== Provided text ==
=== Begin Enclosure ===
I just received an email that Pitt will not be interviewing Peds candidates this year because they had two internal "fast-track" residents going directly into the fellowship. I guess that's like a rejection?
Yes, but because they don’t have any spots.
 
I just received an email that Pitt will not be interviewing Peds candidates this year because they had two internal "fast-track" residents going directly into the fellowship. I guess that's like a rejection?
I got that too. They should not participate in eras/nrmp if they already have dedicated guaranteed candidates. Isn't that a match violation?
 
Whats the average starting salary for A&I? I heard different numbers from different ppl ranging from 160k to 300k. Is it true that they really make less than primary care ?
I have anecdotally heard 250-300k as starting salary with sky being the limit when you're a partner (n=2 and private practice). I have heard 180k as starting salary for a part time position.
 
Any body wanna switch interview date For Indiana university? Please PM me
 
Anybody wanna switch interview date for Wayne state.please pm me
 
Can someone who got invited to Childrens hospital of michigan please ping me. Thanks
 
Missouri..I booked it on eras about 2 weeks ago. Havnt gotten a confirmation. Anyone e heard from the PC
 
anyone have thoughts on the amount of immunology in A/I fellowship? I'm peds, so I went to programs ranging from "yes we manage them after their transplants" to "we refer them to xxx other hospital for transplant". I think I'm a "big A" type of person and definitely don't see myself as being the "immunology person" wherever I end up working, but I don't know as a pediatrician if I should be looking for a certain level of immunology training (obviously the programs that don't transplant still prepare you for the boards).
=== End Enclosure ===
== Apply what you read ==
a – According to the forum thread, why will Pitt not interview Peds candidates this year?
b – Copy down the part of the forum thread starting with "I got that too." and going on through "primary care ?", word for word.

== Excerpted records ==
=== Begin Enclosure ===
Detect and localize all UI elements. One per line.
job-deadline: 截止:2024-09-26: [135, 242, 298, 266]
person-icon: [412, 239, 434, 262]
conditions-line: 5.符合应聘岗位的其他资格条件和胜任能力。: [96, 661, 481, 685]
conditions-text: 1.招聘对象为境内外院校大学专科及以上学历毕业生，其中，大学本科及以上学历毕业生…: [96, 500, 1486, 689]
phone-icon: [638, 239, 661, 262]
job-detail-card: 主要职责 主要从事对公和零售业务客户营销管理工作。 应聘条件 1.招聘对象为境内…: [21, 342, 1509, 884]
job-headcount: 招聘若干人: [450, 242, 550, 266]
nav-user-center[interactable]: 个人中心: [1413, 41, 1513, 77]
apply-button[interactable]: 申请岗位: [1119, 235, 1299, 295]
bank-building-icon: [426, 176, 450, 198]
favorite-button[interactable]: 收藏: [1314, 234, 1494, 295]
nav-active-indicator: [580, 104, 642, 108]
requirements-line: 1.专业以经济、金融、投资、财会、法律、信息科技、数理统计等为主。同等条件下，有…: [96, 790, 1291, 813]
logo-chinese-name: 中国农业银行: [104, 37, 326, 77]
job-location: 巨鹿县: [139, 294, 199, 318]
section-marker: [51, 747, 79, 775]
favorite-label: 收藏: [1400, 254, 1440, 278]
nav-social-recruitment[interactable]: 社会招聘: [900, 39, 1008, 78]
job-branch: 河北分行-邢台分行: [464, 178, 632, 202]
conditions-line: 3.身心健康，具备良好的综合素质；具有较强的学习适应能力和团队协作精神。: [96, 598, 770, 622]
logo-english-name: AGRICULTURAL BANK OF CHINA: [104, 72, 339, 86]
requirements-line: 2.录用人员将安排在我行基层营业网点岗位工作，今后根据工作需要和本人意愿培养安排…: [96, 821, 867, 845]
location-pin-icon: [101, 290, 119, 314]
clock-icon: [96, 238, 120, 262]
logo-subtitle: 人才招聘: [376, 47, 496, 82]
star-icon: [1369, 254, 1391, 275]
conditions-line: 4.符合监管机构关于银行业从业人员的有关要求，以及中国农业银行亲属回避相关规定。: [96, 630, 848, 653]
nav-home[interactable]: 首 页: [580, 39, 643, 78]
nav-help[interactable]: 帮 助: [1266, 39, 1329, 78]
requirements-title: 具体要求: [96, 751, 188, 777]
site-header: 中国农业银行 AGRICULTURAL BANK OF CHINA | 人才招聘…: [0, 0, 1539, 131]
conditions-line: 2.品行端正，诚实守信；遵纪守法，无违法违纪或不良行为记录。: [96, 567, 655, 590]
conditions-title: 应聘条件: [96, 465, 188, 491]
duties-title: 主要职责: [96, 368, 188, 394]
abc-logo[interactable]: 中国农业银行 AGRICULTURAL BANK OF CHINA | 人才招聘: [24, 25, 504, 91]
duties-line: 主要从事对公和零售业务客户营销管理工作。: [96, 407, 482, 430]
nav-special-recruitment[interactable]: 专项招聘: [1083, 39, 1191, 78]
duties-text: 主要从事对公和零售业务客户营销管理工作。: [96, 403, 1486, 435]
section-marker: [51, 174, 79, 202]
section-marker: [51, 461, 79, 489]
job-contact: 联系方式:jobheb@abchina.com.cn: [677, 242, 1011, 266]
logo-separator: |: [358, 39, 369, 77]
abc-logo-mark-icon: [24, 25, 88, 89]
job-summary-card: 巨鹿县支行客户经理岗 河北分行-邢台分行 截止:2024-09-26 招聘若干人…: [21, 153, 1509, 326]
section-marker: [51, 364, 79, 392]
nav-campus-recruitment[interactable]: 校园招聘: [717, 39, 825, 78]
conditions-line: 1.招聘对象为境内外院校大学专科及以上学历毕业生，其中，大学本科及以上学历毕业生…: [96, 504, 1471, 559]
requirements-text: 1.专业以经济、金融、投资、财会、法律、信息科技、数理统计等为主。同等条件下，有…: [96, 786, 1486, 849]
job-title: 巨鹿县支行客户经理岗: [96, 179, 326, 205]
=== End Enclosure ===
== Responses for each task ==
a – Two internal "fast-track" residents were going directly into the fellowship.

b –
I got that too. They should not participate in eras/nrmp if they already have dedicated guaranteed candidates. Isn't that a match violation?
 
Whats the average starting salary for A&I? I heard different numbers from different ppl ranging from 160k to 300k. Is it true that they really make less than primary care ?